** Supplied records **
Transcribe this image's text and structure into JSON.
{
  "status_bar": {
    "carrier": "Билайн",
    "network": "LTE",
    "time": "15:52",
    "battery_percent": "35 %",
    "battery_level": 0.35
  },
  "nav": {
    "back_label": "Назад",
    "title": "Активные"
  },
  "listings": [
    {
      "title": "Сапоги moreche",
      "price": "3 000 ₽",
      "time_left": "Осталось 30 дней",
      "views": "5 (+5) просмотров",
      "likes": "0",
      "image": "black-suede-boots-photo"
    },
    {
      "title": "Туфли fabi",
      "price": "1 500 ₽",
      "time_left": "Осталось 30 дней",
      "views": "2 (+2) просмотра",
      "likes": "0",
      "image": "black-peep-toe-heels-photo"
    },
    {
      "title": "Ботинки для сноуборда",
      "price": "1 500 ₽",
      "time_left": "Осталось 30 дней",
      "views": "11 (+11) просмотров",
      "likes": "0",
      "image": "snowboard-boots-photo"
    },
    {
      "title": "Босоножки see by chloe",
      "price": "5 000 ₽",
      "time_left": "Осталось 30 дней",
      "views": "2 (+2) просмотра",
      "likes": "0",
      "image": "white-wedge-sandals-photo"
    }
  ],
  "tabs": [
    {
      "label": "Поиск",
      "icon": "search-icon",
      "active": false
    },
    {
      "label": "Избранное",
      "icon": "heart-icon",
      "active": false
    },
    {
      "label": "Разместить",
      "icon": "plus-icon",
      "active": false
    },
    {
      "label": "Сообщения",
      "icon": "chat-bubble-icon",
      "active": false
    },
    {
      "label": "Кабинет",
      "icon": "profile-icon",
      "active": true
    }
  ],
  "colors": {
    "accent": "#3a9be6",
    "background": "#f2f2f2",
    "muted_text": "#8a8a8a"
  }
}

** Job **
Every line above should be retyped exactly as given.

** Output below **
Transcribe this image's text and structure into JSON.
{
  "status_bar": {
    "carrier": "Билайн",
    "network": "LTE",
    "time": "15:52",
    "battery_percent": "35 %",
    "battery_level": 0.35
  },
  "nav": {
    "back_label": "Назад",
    "title": "Активные"
  },
  "listings": [
    {
      "title": "Сапоги moreche",
      "price": "3 000 ₽",
      "time_left": "Осталось 30 дней",
      "views": "5 (+5) просмотров",
      "likes": "0",
      "image": "black-suede-boots-photo"
    },
    {
      "title": "Туфли fabi",
      "price": "1 500 ₽",
      "time_left": "Осталось 30 дней",
      "views": "2 (+2) просмотра",
      "likes": "0",
      "image": "black-peep-toe-heels-photo"
    },
    {
      "title": "Ботинки для сноуборда",
      "price": "1 500 ₽",
      "time_left": "Осталось 30 дней",
      "views": "11 (+11) просмотров",
      "likes": "0",
      "image": "snowboard-boots-photo"
    },
    {
      "title": "Босоножки see by chloe",
      "price": "5 000 ₽",
      "time_left": "Осталось 30 дней",
      "views": "2 (+2) просмотра",
      "likes": "0",
      "image": "white-wedge-sandals-photo"
    }
  ],
  "tabs": [
    {
      "label": "Поиск",
      "icon": "search-icon",
      "active": false
    },
    {
      "label": "Избранное",
      "icon": "heart-icon",
      "active": false
    },
    {
      "label": "Разместить",
      "icon": "plus-icon",
      "active": false
    },
    {
      "label": "Сообщения",
      "icon": "chat-bubble-icon",
      "active": false
    },
    {
      "label": "Кабинет",
      "icon": "profile-icon",
      "active": true
    }
  ],
  "colors": {
    "accent": "#3a9be6",
    "background": "#f2f2f2",
    "muted_text": "#8a8a8a"
  }
}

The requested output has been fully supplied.